Task brief
Go through the listing and copy each line with the string "level".

(Recorded data)

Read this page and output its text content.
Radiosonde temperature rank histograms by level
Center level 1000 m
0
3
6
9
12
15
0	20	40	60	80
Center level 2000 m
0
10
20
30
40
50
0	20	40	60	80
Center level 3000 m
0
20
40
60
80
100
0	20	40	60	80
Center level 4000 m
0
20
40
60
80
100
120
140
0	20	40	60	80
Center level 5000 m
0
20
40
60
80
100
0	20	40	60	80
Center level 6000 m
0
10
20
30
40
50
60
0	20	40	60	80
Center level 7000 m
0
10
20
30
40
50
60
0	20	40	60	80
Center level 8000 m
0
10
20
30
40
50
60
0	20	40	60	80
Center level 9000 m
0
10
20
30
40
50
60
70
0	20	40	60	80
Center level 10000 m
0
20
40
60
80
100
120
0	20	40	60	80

---

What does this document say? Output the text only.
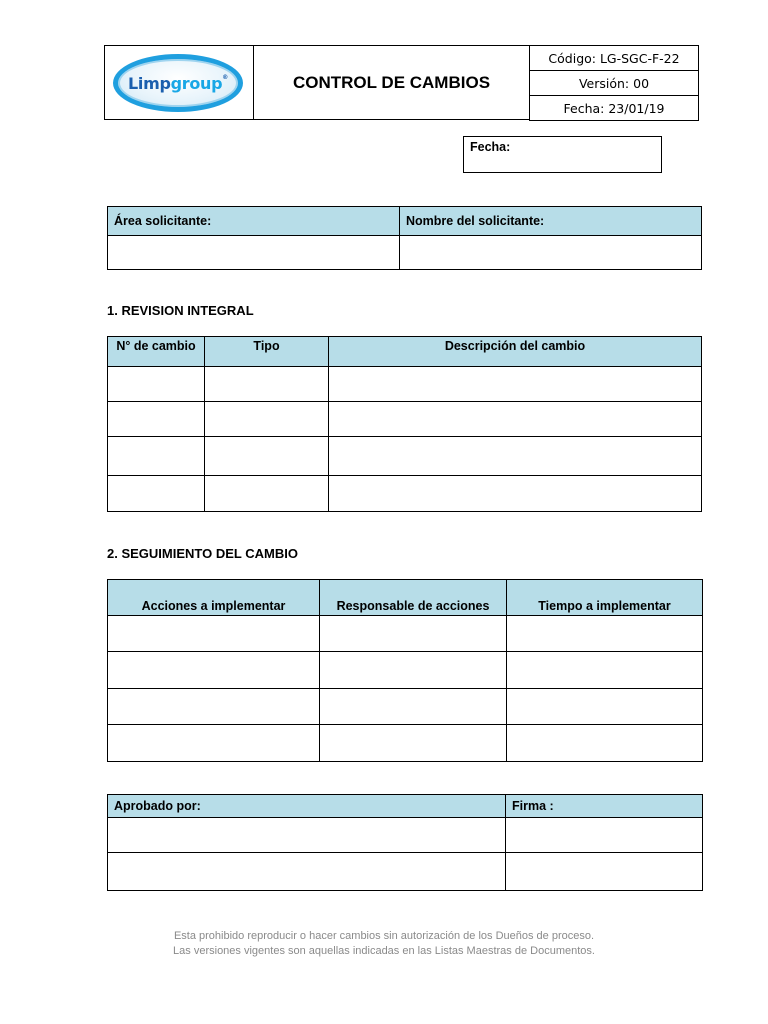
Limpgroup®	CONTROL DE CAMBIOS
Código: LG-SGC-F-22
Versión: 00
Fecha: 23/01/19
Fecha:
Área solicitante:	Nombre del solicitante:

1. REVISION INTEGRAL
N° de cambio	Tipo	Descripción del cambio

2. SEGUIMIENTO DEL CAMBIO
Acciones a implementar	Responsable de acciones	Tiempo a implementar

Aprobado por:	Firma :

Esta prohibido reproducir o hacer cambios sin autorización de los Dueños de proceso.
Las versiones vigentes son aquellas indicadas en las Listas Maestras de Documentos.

Full solution
Radiosonde temperature rank histograms by level
Center level 1000 m
Center level 2000 m
Center level 3000 m
Center level 4000 m
Center level 5000 m
Center level 6000 m
Center level 7000 m
Center level 8000 m
Center level 9000 m
Center level 10000 m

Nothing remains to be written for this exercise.